Reproduce every record below exactly as written, but leave out any pictures.

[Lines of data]
....
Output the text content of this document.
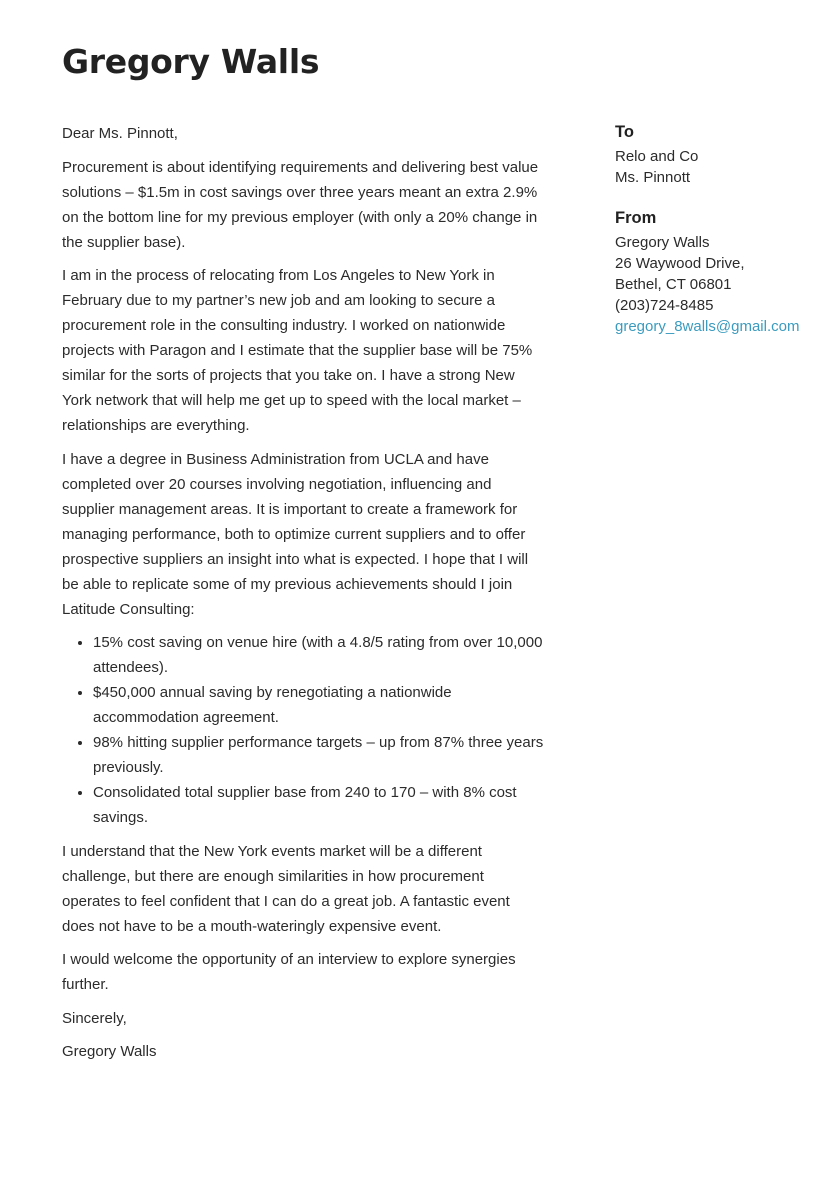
Gregory Walls

Dear Ms. Pinnott,

Procurement is about identifying requirements and delivering best value solutions – $1.5m in cost savings over three years meant an extra 2.9% on the bottom line for my previous employer (with only a 20% change in the supplier base).

I am in the process of relocating from Los Angeles to New York in February due to my partner’s new job and am looking to secure a procurement role in the consulting industry. I worked on nationwide projects with Paragon and I estimate that the supplier base will be 75% similar for the sorts of projects that you take on. I have a strong New York network that will help me get up to speed with the local market – relationships are everything.

I have a degree in Business Administration from UCLA and have completed over 20 courses involving negotiation, influencing and supplier management areas. It is important to create a framework for managing performance, both to optimize current suppliers and to offer prospective suppliers an insight into what is expected. I hope that I will be able to replicate some of my previous achievements should I join Latitude Consulting:

• 15% cost saving on venue hire (with a 4.8/5 rating from over 10,000 attendees).
• $450,000 annual saving by renegotiating a nationwide accommodation agreement.
• 98% hitting supplier performance targets – up from 87% three years previously.
• Consolidated total supplier base from 240 to 170 – with 8% cost savings.

I understand that the New York events market will be a different challenge, but there are enough similarities in how procurement operates to feel confident that I can do a great job. A fantastic event does not have to be a mouth-wateringly expensive event.

I would welcome the opportunity of an interview to explore synergies further.

Sincerely,

Gregory Walls

To
Relo and Co
Ms. Pinnott
From
Gregory Walls
26 Waywood Drive,
Bethel, CT 06801
(203)724-8485
gregory_8walls@gmail.com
....
> _Reply to the task_:
Output the text content of this document.
Gregory Walls

Dear Ms. Pinnott,

Procurement is about identifying requirements and delivering best value solutions – $1.5m in cost savings over three years meant an extra 2.9% on the bottom line for my previous employer (with only a 20% change in the supplier base).

I am in the process of relocating from Los Angeles to New York in February due to my partner’s new job and am looking to secure a procurement role in the consulting industry. I worked on nationwide projects with Paragon and I estimate that the supplier base will be 75% similar for the sorts of projects that you take on. I have a strong New York network that will help me get up to speed with the local market – relationships are everything.

I have a degree in Business Administration from UCLA and have completed over 20 courses involving negotiation, influencing and supplier management areas. It is important to create a framework for managing performance, both to optimize current suppliers and to offer prospective suppliers an insight into what is expected. I hope that I will be able to replicate some of my previous achievements should I join Latitude Consulting:

• 15% cost saving on venue hire (with a 4.8/5 rating from over 10,000 attendees).
• $450,000 annual saving by renegotiating a nationwide accommodation agreement.
• 98% hitting supplier performance targets – up from 87% three years previously.
• Consolidated total supplier base from 240 to 170 – with 8% cost savings.

I understand that the New York events market will be a different challenge, but there are enough similarities in how procurement operates to feel confident that I can do a great job. A fantastic event does not have to be a mouth-wateringly expensive event.

I would welcome the opportunity of an interview to explore synergies further.

Sincerely,

Gregory Walls

To
Relo and Co
Ms. Pinnott
From
Gregory Walls
26 Waywood Drive,
Bethel, CT 06801
(203)724-8485
gregory_8walls@gmail.com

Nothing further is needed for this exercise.